[start Data supplied]
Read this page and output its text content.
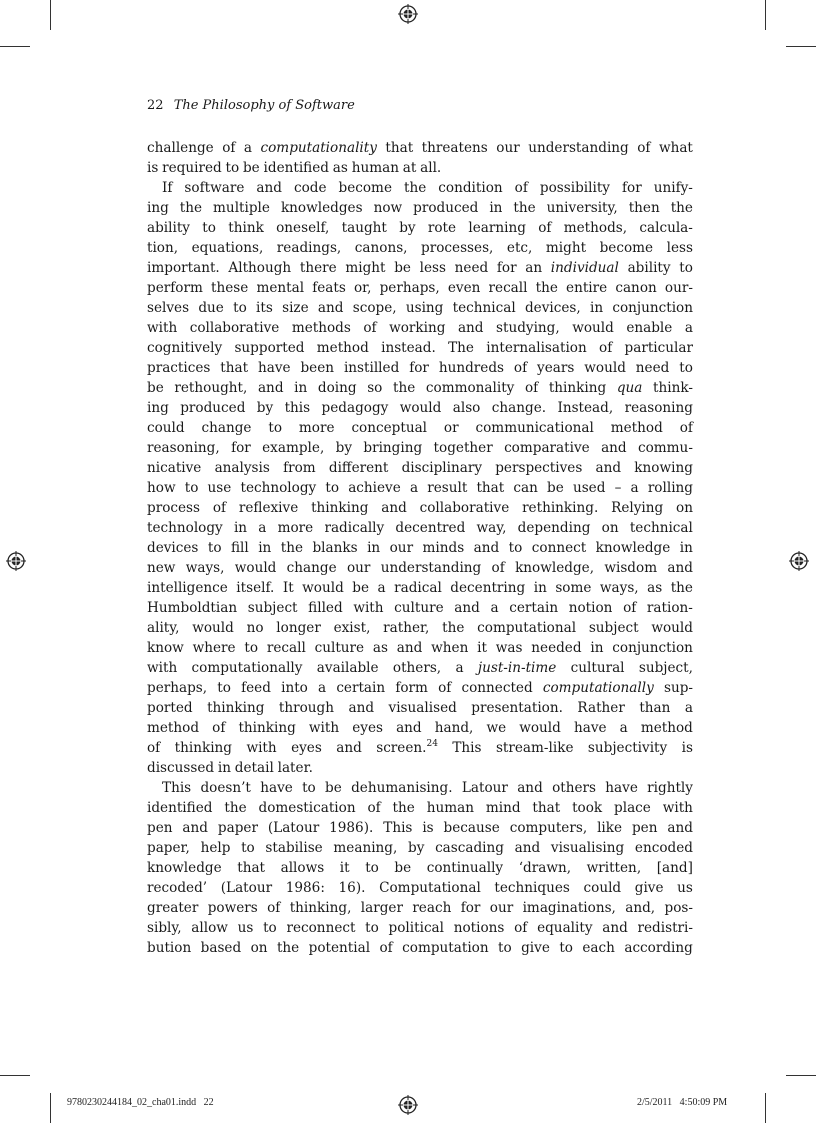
22 The Philosophy of Software
challenge of a computationality that threatens our understanding of what
is required to be identified as human at all.
If software and code become the condition of possibility for unify-
ing the multiple knowledges now produced in the university, then the
ability to think oneself, taught by rote learning of methods, calcula-
tion, equations, readings, canons, processes, etc, might become less
important. Although there might be less need for an individual ability to
perform these mental feats or, perhaps, even recall the entire canon our-
selves due to its size and scope, using technical devices, in conjunction
with collaborative methods of working and studying, would enable a
cognitively supported method instead. The internalisation of particular
practices that have been instilled for hundreds of years would need to
be rethought, and in doing so the commonality of thinking qua think-
ing produced by this pedagogy would also change. Instead, reasoning
could change to more conceptual or communicational method of
reasoning, for example, by bringing together comparative and commu-
nicative analysis from different disciplinary perspectives and knowing
how to use technology to achieve a result that can be used – a rolling
process of reflexive thinking and collaborative rethinking. Relying on
technology in a more radically decentred way, depending on technical
devices to fill in the blanks in our minds and to connect knowledge in
new ways, would change our understanding of knowledge, wisdom and
intelligence itself. It would be a radical decentring in some ways, as the
Humboldtian subject filled with culture and a certain notion of ration-
ality, would no longer exist, rather, the computational subject would
know where to recall culture as and when it was needed in conjunction
with computationally available others, a just-in-time cultural subject,
perhaps, to feed into a certain form of connected computationally sup-
ported thinking through and visualised presentation. Rather than a
method of thinking with eyes and hand, we would have a method
of thinking with eyes and screen.$^{24}$ This stream-like subjectivity is
discussed in detail later.
This doesn’t have to be dehumanising. Latour and others have rightly
identified the domestication of the human mind that took place with
pen and paper (Latour 1986). This is because computers, like pen and
paper, help to stabilise meaning, by cascading and visualising encoded
knowledge that allows it to be continually ‘drawn, written, [and]
recoded’ (Latour 1986: 16). Computational techniques could give us
greater powers of thinking, larger reach for our imaginations, and, pos-
sibly, allow us to reconnect to political notions of equality and redistri-
bution based on the potential of computation to give to each according
9780230244184_02_cha01.indd   22	2/5/2011   4:50:09 PM
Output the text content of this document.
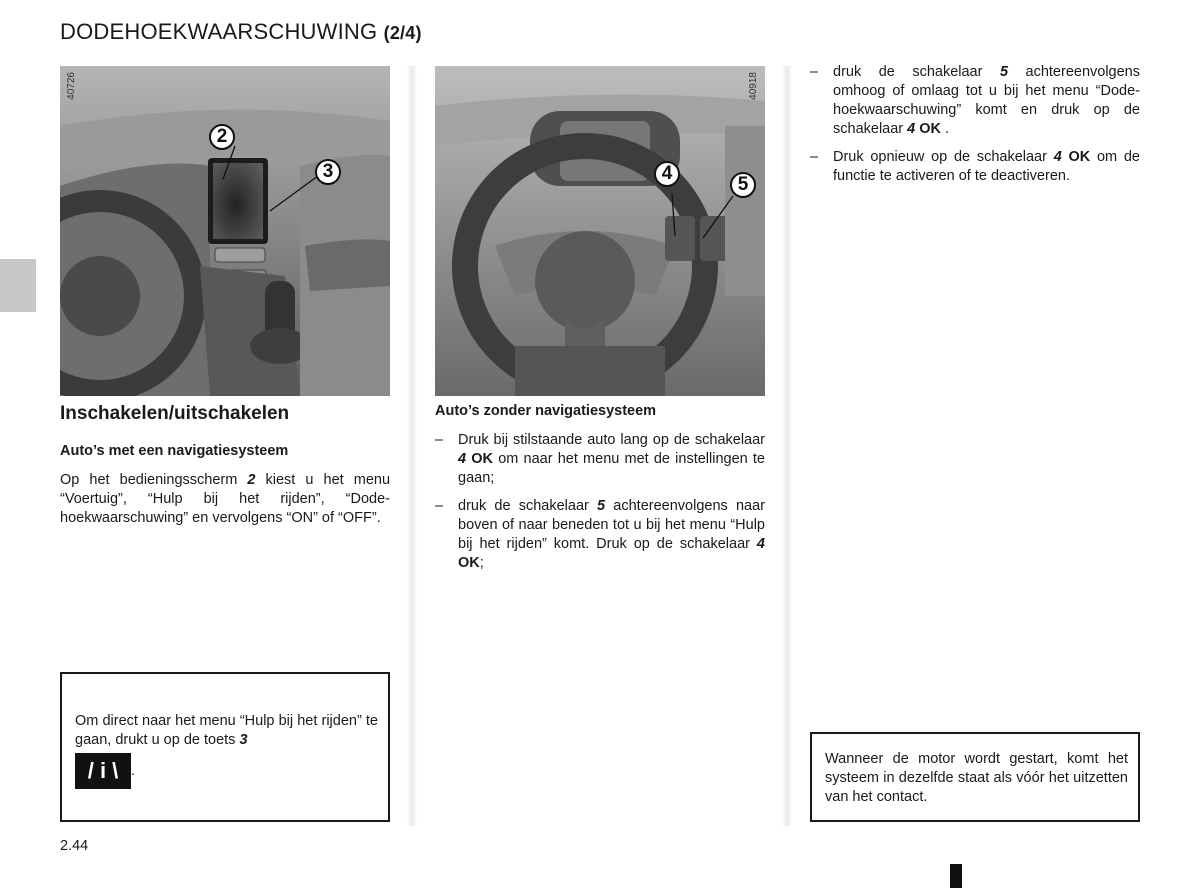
DODEHOEKWAARSCHUWING (2/4)
2
3
40726
4
5
40918
Inschakelen/uitschakelen
Auto’s met een navigatiesysteem
Op het bedieningsscherm 2 kiest u het menu “Voertuig”, “Hulp bij het rijden”, “Dode-hoekwaarschuwing” en vervolgens “ON” of “OFF”.
Om direct naar het menu “Hulp bij het rijden” te gaan, drukt u op de toets 3
/ i \ .
Auto’s zonder navigatiesysteem
– Druk bij stilstaande auto lang op de schakelaar 4 OK om naar het menu met de instellingen te gaan;
– druk de schakelaar 5 achtereenvolgens naar boven of naar beneden tot u bij het menu “Hulp bij het rijden” komt. Druk op de schakelaar 4 OK;
– druk de schakelaar 5 achtereenvolgens omhoog of omlaag tot u bij het menu “Dode-hoekwaarschuwing” komt en druk op de schakelaar 4 OK .
– Druk opnieuw op de schakelaar 4 OK om de functie te activeren of te deactiveren.
Wanneer de motor wordt gestart, komt het systeem in dezelfde staat als vóór het uitzetten van het contact.
2.44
[end Data supplied]
- **Written request**
Identify every line above that includes the word "more", and show those lines.

- **Response for this exercise**
could change to more conceptual or communicational method of
technology in a more radically decentred way, depending on technical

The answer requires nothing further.